◆ **INSTRUCTIONS FOR THE TASK**: Give every entry again, unchanged, and leave its images out.
▼▼▼
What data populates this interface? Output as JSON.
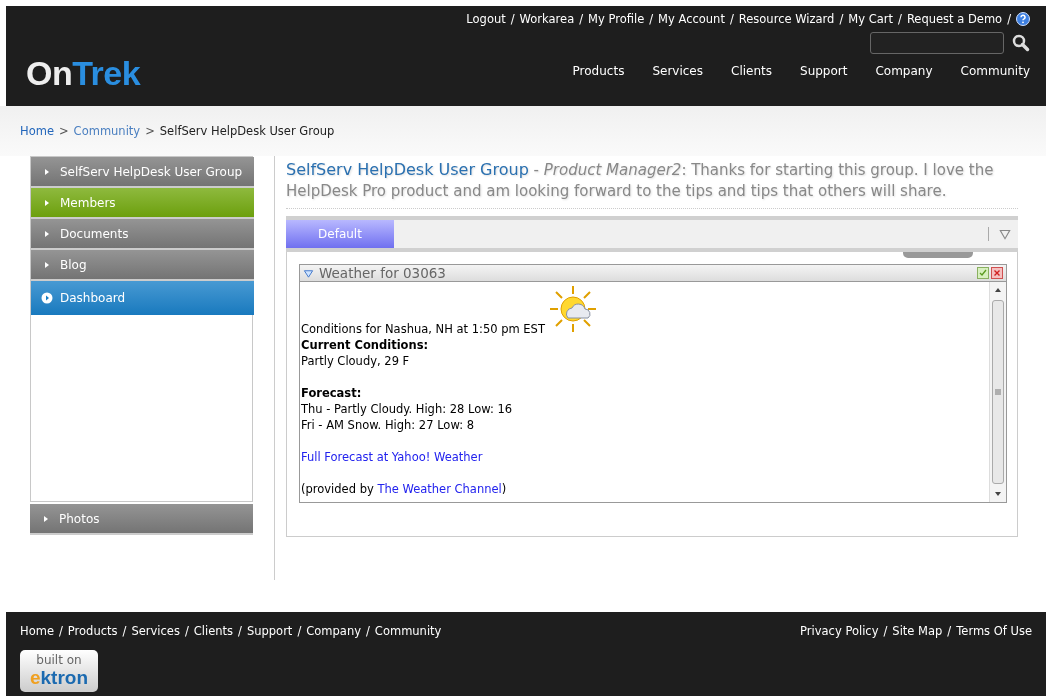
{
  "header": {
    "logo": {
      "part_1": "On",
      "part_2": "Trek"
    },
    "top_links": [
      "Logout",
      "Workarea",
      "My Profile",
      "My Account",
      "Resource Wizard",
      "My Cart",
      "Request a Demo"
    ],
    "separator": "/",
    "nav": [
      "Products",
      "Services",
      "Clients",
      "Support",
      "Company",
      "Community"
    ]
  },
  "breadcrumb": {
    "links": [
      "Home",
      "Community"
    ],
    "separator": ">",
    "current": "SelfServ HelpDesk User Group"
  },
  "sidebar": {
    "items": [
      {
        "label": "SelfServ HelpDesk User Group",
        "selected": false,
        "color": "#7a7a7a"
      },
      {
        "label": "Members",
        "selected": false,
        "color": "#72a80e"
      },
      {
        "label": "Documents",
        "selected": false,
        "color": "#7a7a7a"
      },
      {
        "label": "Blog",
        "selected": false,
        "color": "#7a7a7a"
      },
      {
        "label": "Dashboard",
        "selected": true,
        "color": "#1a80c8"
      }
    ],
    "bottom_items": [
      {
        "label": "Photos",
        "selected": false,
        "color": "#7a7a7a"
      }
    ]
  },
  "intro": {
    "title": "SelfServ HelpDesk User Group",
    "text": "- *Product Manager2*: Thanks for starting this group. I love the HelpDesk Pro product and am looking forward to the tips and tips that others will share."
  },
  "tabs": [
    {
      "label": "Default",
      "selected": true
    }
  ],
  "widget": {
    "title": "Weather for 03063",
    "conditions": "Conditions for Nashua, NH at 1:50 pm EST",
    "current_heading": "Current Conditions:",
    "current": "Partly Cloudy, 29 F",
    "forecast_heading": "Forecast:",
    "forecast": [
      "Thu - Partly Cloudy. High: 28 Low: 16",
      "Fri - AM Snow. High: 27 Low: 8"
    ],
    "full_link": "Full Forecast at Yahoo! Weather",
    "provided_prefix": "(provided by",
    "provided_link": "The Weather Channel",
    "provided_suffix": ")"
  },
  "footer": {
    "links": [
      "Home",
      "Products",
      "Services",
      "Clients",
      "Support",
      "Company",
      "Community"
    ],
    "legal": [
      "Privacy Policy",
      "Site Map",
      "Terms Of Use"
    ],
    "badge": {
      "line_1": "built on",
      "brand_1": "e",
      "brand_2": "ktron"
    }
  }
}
▲▲▲
◆ **FULL RESPONSE**:
What data populates this interface? Output as JSON.
{
  "header": {
    "logo": {
      "part_1": "On",
      "part_2": "Trek"
    },
    "top_links": [
      "Logout",
      "Workarea",
      "My Profile",
      "My Account",
      "Resource Wizard",
      "My Cart",
      "Request a Demo"
    ],
    "separator": "/",
    "nav": [
      "Products",
      "Services",
      "Clients",
      "Support",
      "Company",
      "Community"
    ]
  },
  "breadcrumb": {
    "links": [
      "Home",
      "Community"
    ],
    "separator": ">",
    "current": "SelfServ HelpDesk User Group"
  },
  "sidebar": {
    "items": [
      {
        "label": "SelfServ HelpDesk User Group",
        "selected": false,
        "color": "#7a7a7a"
      },
      {
        "label": "Members",
        "selected": false,
        "color": "#72a80e"
      },
      {
        "label": "Documents",
        "selected": false,
        "color": "#7a7a7a"
      },
      {
        "label": "Blog",
        "selected": false,
        "color": "#7a7a7a"
      },
      {
        "label": "Dashboard",
        "selected": true,
        "color": "#1a80c8"
      }
    ],
    "bottom_items": [
      {
        "label": "Photos",
        "selected": false,
        "color": "#7a7a7a"
      }
    ]
  },
  "intro": {
    "title": "SelfServ HelpDesk User Group",
    "text": "- *Product Manager2*: Thanks for starting this group. I love the HelpDesk Pro product and am looking forward to the tips and tips that others will share."
  },
  "tabs": [
    {
      "label": "Default",
      "selected": true
    }
  ],
  "widget": {
    "title": "Weather for 03063",
    "conditions": "Conditions for Nashua, NH at 1:50 pm EST",
    "current_heading": "Current Conditions:",
    "current": "Partly Cloudy, 29 F",
    "forecast_heading": "Forecast:",
    "forecast": [
      "Thu - Partly Cloudy. High: 28 Low: 16",
      "Fri - AM Snow. High: 27 Low: 8"
    ],
    "full_link": "Full Forecast at Yahoo! Weather",
    "provided_prefix": "(provided by",
    "provided_link": "The Weather Channel",
    "provided_suffix": ")"
  },
  "footer": {
    "links": [
      "Home",
      "Products",
      "Services",
      "Clients",
      "Support",
      "Company",
      "Community"
    ],
    "legal": [
      "Privacy Policy",
      "Site Map",
      "Terms Of Use"
    ],
    "badge": {
      "line_1": "built on",
      "brand_1": "e",
      "brand_2": "ktron"
    }
  }
}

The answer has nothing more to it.